● Material provided
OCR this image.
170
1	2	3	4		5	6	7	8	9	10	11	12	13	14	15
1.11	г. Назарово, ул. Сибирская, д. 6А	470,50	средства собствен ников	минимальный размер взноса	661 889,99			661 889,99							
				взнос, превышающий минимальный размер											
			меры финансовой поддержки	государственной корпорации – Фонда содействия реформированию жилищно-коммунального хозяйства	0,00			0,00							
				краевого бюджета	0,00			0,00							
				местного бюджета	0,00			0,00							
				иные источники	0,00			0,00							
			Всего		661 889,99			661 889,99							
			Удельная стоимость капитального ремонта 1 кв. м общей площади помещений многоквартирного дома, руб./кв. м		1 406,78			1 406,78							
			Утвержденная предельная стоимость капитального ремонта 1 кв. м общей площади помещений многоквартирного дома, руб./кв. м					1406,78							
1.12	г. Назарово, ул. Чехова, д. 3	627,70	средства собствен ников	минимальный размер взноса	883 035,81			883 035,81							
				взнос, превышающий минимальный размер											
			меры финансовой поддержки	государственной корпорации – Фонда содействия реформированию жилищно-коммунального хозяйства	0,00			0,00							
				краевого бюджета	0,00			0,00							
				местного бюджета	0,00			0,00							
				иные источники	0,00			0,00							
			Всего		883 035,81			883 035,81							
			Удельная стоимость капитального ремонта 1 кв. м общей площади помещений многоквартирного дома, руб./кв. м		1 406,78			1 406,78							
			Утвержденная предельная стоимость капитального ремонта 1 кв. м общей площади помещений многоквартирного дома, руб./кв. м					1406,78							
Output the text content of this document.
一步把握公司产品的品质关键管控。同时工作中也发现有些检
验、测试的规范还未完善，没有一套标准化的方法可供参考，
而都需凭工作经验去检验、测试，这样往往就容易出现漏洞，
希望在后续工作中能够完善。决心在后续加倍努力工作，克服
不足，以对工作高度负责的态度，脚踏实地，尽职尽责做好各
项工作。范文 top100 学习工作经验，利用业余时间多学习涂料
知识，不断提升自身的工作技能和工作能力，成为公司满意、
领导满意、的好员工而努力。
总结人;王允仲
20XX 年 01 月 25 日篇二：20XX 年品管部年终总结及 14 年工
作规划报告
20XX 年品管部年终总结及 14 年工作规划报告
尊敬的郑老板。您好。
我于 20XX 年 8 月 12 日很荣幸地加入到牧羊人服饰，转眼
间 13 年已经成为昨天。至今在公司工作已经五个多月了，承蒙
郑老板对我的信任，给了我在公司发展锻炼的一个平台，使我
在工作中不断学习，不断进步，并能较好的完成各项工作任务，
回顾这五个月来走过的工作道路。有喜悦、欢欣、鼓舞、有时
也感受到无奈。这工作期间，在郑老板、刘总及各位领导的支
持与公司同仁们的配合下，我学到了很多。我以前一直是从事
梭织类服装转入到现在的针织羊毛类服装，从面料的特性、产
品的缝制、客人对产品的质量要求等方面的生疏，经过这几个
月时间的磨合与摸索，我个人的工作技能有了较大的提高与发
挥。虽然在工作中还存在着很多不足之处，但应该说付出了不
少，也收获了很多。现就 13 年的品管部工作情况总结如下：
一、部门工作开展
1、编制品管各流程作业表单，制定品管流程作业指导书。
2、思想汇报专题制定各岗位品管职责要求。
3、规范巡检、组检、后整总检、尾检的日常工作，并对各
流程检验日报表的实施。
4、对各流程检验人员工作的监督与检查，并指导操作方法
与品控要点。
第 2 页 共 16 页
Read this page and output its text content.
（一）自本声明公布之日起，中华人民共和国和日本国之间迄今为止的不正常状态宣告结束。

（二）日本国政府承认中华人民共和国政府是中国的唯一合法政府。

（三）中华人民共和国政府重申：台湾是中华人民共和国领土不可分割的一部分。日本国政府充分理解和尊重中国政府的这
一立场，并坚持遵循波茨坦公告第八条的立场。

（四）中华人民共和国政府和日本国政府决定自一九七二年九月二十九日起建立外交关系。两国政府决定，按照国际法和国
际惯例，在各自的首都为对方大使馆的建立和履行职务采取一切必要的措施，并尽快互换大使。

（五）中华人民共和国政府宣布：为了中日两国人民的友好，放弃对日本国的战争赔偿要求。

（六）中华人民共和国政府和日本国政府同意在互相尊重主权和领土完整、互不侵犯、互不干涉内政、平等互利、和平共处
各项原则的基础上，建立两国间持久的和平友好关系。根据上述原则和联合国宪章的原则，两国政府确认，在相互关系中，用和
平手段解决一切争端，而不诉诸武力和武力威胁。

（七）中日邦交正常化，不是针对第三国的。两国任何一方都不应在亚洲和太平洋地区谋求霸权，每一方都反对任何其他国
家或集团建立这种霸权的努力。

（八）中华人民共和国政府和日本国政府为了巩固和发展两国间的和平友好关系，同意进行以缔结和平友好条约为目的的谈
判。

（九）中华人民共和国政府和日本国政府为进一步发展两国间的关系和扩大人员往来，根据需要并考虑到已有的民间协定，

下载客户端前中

● Request
Emit the records above again, exactly, with no line skipped.

● Answer below
OCR this image.
170
1	2	3	4		5	6	7	8	9	10	11	12	13	14	15
1.11	г. Назарово, ул. Сибирская, д. 6А	470,50	средства собствен ников	минимальный размер взноса	661 889,99			661 889,99							
				взнос, превышающий минимальный размер											
			меры финансовой поддержки	государственной корпорации – Фонда содействия реформированию жилищно-коммунального хозяйства	0,00			0,00							
				краевого бюджета	0,00			0,00							
				местного бюджета	0,00			0,00							
				иные источники	0,00			0,00							
			Всего		661 889,99			661 889,99							
			Удельная стоимость капитального ремонта 1 кв. м общей площади помещений многоквартирного дома, руб./кв. м		1 406,78			1 406,78							
			Утвержденная предельная стоимость капитального ремонта 1 кв. м общей площади помещений многоквартирного дома, руб./кв. м					1406,78							
1.12	г. Назарово, ул. Чехова, д. 3	627,70	средства собствен ников	минимальный размер взноса	883 035,81			883 035,81							
				взнос, превышающий минимальный размер											
			меры финансовой поддержки	государственной корпорации – Фонда содействия реформированию жилищно-коммунального хозяйства	0,00			0,00							
				краевого бюджета	0,00			0,00							
				местного бюджета	0,00			0,00							
				иные источники	0,00			0,00							
			Всего		883 035,81			883 035,81							
			Удельная стоимость капитального ремонта 1 кв. м общей площади помещений многоквартирного дома, руб./кв. м		1 406,78			1 406,78							
			Утвержденная предельная стоимость капитального ремонта 1 кв. м общей площади помещений многоквартирного дома, руб./кв. м					1406,78							
Output the text content of this document.
一步把握公司产品的品质关键管控。同时工作中也发现有些检
验、测试的规范还未完善，没有一套标准化的方法可供参考，
而都需凭工作经验去检验、测试，这样往往就容易出现漏洞，
希望在后续工作中能够完善。决心在后续加倍努力工作，克服
不足，以对工作高度负责的态度，脚踏实地，尽职尽责做好各
项工作。范文 top100 学习工作经验，利用业余时间多学习涂料
知识，不断提升自身的工作技能和工作能力，成为公司满意、
领导满意、的好员工而努力。
总结人;王允仲
20XX 年 01 月 25 日篇二：20XX 年品管部年终总结及 14 年工
作规划报告
20XX 年品管部年终总结及 14 年工作规划报告
尊敬的郑老板。您好。
我于 20XX 年 8 月 12 日很荣幸地加入到牧羊人服饰，转眼
间 13 年已经成为昨天。至今在公司工作已经五个多月了，承蒙
郑老板对我的信任，给了我在公司发展锻炼的一个平台，使我
在工作中不断学习，不断进步，并能较好的完成各项工作任务，
回顾这五个月来走过的工作道路。有喜悦、欢欣、鼓舞、有时
也感受到无奈。这工作期间，在郑老板、刘总及各位领导的支
持与公司同仁们的配合下，我学到了很多。我以前一直是从事
梭织类服装转入到现在的针织羊毛类服装，从面料的特性、产
品的缝制、客人对产品的质量要求等方面的生疏，经过这几个
月时间的磨合与摸索，我个人的工作技能有了较大的提高与发
挥。虽然在工作中还存在着很多不足之处，但应该说付出了不
少，也收获了很多。现就 13 年的品管部工作情况总结如下：
一、部门工作开展
1、编制品管各流程作业表单，制定品管流程作业指导书。
2、思想汇报专题制定各岗位品管职责要求。
3、规范巡检、组检、后整总检、尾检的日常工作，并对各
流程检验日报表的实施。
4、对各流程检验人员工作的监督与检查，并指导操作方法
与品控要点。
第 2 页 共 16 页
Read this page and output its text content.
（一）自本声明公布之日起，中华人民共和国和日本国之间迄今为止的不正常状态宣告结束。

（二）日本国政府承认中华人民共和国政府是中国的唯一合法政府。

（三）中华人民共和国政府重申：台湾是中华人民共和国领土不可分割的一部分。日本国政府充分理解和尊重中国政府的这
一立场，并坚持遵循波茨坦公告第八条的立场。

（四）中华人民共和国政府和日本国政府决定自一九七二年九月二十九日起建立外交关系。两国政府决定，按照国际法和国
际惯例，在各自的首都为对方大使馆的建立和履行职务采取一切必要的措施，并尽快互换大使。

（五）中华人民共和国政府宣布：为了中日两国人民的友好，放弃对日本国的战争赔偿要求。

（六）中华人民共和国政府和日本国政府同意在互相尊重主权和领土完整、互不侵犯、互不干涉内政、平等互利、和平共处
各项原则的基础上，建立两国间持久的和平友好关系。根据上述原则和联合国宪章的原则，两国政府确认，在相互关系中，用和
平手段解决一切争端，而不诉诸武力和武力威胁。

（七）中日邦交正常化，不是针对第三国的。两国任何一方都不应在亚洲和太平洋地区谋求霸权，每一方都反对任何其他国
家或集团建立这种霸权的努力。

（八）中华人民共和国政府和日本国政府为了巩固和发展两国间的和平友好关系，同意进行以缔结和平友好条约为目的的谈
判。

（九）中华人民共和国政府和日本国政府为进一步发展两国间的关系和扩大人员往来，根据需要并考虑到已有的民间协定，

下载客户端前中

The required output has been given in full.